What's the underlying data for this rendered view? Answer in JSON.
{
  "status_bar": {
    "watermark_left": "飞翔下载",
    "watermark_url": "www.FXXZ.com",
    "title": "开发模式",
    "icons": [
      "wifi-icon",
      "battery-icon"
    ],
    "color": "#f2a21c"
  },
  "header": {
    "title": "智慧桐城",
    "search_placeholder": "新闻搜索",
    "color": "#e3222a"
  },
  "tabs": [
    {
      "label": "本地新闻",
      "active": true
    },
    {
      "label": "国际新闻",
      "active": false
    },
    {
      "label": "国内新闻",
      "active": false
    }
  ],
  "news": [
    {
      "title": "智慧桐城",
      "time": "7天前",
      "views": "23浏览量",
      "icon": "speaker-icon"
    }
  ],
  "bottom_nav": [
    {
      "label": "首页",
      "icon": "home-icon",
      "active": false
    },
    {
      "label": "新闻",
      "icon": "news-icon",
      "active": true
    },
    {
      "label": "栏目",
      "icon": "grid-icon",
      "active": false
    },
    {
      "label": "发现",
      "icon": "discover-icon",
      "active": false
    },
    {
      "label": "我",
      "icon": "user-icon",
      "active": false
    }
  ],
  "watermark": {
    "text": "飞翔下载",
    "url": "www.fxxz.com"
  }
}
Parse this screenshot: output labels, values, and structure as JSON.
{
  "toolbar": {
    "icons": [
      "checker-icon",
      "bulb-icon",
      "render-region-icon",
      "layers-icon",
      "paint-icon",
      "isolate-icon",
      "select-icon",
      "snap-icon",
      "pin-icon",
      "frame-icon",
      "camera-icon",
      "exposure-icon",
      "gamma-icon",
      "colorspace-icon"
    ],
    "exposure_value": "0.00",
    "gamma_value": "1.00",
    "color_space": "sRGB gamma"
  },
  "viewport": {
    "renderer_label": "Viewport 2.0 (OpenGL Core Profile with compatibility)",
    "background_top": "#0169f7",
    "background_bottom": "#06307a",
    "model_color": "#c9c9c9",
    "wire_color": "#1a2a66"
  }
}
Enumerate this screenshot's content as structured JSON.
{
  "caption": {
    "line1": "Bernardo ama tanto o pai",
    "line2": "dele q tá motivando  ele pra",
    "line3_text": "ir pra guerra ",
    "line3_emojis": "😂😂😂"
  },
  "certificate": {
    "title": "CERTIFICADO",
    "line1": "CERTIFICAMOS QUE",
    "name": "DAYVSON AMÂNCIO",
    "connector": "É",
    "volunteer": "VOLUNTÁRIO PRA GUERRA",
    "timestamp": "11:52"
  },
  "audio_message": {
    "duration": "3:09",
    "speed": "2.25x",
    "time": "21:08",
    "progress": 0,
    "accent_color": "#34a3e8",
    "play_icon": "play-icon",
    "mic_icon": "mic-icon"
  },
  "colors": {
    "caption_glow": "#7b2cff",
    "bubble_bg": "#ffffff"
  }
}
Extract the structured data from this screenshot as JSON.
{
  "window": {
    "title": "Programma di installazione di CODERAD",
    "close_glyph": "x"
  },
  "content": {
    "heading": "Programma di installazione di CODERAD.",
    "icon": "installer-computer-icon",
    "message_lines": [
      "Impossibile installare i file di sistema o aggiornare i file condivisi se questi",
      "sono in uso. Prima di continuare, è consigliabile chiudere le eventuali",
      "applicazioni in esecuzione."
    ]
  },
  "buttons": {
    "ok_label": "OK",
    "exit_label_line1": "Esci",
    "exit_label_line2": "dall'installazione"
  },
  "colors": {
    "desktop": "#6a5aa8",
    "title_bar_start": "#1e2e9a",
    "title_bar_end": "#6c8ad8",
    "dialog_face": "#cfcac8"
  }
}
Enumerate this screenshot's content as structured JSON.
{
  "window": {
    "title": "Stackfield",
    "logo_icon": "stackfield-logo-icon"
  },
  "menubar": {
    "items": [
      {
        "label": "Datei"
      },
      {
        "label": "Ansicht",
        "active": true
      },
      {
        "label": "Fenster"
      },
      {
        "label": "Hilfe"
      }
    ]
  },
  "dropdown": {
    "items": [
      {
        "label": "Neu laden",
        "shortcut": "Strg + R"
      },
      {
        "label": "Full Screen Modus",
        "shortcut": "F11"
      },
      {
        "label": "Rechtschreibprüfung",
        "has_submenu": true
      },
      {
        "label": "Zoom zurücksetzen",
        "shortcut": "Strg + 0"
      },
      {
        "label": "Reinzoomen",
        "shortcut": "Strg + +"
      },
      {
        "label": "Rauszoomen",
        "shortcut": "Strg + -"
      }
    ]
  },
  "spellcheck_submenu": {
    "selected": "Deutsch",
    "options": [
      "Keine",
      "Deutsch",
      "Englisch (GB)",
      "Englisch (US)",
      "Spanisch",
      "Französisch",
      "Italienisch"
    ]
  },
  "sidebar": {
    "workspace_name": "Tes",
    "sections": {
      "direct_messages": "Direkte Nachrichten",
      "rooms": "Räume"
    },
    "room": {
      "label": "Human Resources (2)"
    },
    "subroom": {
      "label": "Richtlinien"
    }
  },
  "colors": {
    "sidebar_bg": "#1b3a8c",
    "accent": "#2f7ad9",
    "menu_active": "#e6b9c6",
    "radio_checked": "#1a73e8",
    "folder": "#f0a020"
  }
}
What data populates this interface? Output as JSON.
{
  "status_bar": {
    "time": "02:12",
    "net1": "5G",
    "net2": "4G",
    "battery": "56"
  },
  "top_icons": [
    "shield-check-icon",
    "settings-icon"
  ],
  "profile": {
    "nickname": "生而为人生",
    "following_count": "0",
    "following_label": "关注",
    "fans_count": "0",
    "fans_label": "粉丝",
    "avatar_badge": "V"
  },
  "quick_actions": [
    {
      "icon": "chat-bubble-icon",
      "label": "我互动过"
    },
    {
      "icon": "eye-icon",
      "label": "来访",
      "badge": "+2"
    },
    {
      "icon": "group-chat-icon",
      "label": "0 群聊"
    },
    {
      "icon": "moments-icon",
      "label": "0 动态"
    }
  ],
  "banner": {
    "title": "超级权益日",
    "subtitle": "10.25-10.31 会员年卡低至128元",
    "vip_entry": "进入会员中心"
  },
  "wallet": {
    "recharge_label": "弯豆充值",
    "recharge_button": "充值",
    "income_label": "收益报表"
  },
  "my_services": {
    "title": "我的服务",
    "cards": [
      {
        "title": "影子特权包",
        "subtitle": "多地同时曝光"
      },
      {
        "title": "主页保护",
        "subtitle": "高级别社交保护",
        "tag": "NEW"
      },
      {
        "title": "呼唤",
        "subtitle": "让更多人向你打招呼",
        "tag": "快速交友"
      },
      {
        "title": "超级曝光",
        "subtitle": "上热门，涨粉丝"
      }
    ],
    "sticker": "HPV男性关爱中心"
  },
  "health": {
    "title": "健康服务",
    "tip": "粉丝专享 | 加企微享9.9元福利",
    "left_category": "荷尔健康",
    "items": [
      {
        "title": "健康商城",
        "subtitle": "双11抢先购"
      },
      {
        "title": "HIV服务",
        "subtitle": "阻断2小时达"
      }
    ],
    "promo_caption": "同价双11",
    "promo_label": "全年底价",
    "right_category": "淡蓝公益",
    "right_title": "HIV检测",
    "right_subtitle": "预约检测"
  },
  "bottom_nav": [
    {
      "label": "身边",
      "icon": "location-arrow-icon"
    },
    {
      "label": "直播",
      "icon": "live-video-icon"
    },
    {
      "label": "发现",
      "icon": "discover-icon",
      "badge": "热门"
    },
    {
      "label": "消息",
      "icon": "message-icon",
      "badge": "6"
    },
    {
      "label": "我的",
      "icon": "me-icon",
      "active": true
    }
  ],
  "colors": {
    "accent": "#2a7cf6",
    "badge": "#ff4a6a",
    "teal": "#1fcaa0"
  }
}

# [YOUR TASK]
Tally every line of the listing that holds the string "What", then give the number by itself.

# [RESULT FOR THIS EXERCISE]
2